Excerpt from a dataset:
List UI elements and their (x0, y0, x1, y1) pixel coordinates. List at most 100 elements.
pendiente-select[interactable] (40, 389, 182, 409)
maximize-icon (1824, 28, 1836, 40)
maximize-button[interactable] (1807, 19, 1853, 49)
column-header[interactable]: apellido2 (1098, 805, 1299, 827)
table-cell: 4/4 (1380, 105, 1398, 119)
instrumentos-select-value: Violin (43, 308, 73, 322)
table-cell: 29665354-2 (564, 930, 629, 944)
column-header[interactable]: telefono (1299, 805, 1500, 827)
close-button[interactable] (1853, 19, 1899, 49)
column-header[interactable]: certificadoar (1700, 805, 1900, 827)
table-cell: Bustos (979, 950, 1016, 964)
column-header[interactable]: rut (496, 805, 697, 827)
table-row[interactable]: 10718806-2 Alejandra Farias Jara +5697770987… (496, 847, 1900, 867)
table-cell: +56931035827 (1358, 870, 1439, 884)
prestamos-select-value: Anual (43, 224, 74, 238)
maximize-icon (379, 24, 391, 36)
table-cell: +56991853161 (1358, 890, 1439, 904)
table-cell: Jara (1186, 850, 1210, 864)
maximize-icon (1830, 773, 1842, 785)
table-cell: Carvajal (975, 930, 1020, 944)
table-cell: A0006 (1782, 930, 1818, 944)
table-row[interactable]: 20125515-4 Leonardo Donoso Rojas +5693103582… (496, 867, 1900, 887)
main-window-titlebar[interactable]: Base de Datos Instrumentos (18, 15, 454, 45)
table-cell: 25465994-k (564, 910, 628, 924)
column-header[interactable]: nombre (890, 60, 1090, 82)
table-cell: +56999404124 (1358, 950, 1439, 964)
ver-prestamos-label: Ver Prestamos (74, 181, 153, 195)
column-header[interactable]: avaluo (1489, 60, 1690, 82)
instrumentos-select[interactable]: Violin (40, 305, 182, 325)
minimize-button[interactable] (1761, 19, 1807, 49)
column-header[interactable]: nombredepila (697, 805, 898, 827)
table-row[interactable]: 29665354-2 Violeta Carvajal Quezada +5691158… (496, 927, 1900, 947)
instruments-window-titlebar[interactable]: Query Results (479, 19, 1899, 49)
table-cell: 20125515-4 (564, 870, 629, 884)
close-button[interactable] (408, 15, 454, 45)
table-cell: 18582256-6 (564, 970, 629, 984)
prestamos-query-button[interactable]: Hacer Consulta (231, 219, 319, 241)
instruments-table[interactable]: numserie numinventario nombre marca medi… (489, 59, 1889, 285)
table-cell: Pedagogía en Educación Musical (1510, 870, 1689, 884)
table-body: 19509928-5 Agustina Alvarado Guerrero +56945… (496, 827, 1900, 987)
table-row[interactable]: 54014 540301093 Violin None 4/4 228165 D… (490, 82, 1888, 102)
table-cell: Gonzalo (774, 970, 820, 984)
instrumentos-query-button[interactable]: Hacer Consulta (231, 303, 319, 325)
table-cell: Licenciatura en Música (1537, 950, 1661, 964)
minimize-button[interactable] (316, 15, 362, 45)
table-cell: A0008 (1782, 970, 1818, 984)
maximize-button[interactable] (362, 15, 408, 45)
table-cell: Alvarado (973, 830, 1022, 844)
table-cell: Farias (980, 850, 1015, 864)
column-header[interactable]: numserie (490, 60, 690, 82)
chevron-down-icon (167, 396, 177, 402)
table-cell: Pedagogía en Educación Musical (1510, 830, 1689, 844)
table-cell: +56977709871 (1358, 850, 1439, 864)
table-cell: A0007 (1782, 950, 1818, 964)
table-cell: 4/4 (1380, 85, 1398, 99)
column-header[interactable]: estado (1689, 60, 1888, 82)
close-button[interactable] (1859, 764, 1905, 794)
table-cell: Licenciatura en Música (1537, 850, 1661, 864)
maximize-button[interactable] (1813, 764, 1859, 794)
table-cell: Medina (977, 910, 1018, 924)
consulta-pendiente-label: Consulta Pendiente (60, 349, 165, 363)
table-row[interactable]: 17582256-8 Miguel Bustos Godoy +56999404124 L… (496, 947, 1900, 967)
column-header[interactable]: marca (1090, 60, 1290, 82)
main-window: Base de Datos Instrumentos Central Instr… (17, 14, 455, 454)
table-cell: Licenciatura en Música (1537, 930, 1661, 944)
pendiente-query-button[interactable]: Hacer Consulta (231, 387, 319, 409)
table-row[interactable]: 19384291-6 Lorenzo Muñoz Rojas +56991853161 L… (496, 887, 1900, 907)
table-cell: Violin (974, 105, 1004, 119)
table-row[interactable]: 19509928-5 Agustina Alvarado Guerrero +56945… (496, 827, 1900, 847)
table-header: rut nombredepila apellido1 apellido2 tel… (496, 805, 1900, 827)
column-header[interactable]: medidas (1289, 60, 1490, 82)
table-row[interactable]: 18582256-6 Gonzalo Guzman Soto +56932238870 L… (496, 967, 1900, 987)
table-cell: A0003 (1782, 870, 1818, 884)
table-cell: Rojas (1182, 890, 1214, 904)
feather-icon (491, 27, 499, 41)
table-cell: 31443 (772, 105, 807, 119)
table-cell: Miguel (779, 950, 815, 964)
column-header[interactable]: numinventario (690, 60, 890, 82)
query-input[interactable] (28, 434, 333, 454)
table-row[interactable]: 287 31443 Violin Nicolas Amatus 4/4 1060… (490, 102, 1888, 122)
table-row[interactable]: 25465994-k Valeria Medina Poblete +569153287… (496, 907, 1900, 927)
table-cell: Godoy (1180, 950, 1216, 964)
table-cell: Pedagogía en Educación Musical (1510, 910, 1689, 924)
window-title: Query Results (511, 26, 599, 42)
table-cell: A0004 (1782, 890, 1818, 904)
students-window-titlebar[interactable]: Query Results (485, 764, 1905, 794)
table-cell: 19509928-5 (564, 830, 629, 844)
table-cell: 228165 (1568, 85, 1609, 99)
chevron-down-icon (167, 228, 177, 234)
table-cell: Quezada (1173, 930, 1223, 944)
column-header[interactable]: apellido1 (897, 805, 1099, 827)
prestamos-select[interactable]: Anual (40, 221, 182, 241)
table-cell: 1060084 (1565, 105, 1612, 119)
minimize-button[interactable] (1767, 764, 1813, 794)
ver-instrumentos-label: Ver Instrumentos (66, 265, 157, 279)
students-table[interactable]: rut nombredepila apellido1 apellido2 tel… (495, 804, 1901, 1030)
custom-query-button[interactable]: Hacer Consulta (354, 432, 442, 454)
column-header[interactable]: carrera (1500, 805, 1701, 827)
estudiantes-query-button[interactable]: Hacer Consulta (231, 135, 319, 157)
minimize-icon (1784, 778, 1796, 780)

WHAT TO PRODUCE: Rewrite the entries from the first line through the line with "(1700, 805, 1900, 827)", switching "telefono" to "celular" and leaving everything else unchanged.

SOLUTION TO THE PROBLEM:
List UI elements and their (x0, y0, x1, y1) pixel coordinates. List at most 100 elements.
pendiente-select[interactable] (40, 389, 182, 409)
maximize-icon (1824, 28, 1836, 40)
maximize-button[interactable] (1807, 19, 1853, 49)
column-header[interactable]: apellido2 (1098, 805, 1299, 827)
table-cell: 4/4 (1380, 105, 1398, 119)
instrumentos-select-value: Violin (43, 308, 73, 322)
table-cell: 29665354-2 (564, 930, 629, 944)
column-header[interactable]: celular (1299, 805, 1500, 827)
close-button[interactable] (1853, 19, 1899, 49)
column-header[interactable]: certificadoar (1700, 805, 1900, 827)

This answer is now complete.